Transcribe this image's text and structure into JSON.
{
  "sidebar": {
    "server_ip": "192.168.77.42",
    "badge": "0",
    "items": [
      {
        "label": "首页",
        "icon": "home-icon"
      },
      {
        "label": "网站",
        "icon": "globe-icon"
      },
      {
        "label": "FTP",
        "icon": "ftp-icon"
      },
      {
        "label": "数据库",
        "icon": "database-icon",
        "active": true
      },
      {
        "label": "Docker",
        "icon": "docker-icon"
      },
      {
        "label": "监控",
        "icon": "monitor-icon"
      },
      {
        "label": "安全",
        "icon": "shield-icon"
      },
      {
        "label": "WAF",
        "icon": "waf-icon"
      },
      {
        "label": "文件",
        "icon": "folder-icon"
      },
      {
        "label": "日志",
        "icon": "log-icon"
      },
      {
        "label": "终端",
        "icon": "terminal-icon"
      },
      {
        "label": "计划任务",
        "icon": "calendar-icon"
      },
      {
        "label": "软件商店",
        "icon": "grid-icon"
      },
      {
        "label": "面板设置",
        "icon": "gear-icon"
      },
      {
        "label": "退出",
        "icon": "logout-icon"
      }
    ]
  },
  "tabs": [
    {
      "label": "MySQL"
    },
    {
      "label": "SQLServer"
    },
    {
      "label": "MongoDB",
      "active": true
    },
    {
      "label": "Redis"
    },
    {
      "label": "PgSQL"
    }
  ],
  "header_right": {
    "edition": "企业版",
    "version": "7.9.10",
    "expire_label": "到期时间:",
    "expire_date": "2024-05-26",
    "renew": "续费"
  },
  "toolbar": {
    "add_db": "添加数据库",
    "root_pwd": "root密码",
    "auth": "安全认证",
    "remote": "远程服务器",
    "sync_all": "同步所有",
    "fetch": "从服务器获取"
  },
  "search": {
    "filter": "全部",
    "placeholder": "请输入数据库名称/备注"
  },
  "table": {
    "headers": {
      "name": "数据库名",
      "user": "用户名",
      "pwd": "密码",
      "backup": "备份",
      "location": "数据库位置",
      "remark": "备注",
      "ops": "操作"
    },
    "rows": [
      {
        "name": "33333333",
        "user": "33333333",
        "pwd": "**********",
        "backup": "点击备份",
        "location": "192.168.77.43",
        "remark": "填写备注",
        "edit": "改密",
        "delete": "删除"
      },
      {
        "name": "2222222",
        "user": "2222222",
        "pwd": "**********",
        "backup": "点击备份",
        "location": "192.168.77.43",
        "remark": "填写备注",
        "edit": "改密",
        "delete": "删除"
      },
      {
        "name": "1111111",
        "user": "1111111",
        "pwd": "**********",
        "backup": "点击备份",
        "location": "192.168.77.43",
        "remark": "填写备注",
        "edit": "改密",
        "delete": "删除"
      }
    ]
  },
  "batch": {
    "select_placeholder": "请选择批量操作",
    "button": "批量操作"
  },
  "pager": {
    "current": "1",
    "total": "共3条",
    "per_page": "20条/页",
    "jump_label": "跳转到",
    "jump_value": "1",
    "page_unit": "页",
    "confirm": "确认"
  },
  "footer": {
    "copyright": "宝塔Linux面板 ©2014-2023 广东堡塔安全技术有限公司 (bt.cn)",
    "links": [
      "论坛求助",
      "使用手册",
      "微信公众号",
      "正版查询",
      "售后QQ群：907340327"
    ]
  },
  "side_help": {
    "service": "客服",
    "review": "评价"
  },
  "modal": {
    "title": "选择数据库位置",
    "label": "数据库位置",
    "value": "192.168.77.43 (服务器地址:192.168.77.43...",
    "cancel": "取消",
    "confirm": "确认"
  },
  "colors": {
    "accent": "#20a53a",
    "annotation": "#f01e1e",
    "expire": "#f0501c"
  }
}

### EXERCISE INSTRUCTIONS
Scan the listing above and copy all lines containing the word "name".

### FINAL RESULT
      "name": "数据库名",
        "name": "33333333",
        "name": "2222222",
        "name": "1111111",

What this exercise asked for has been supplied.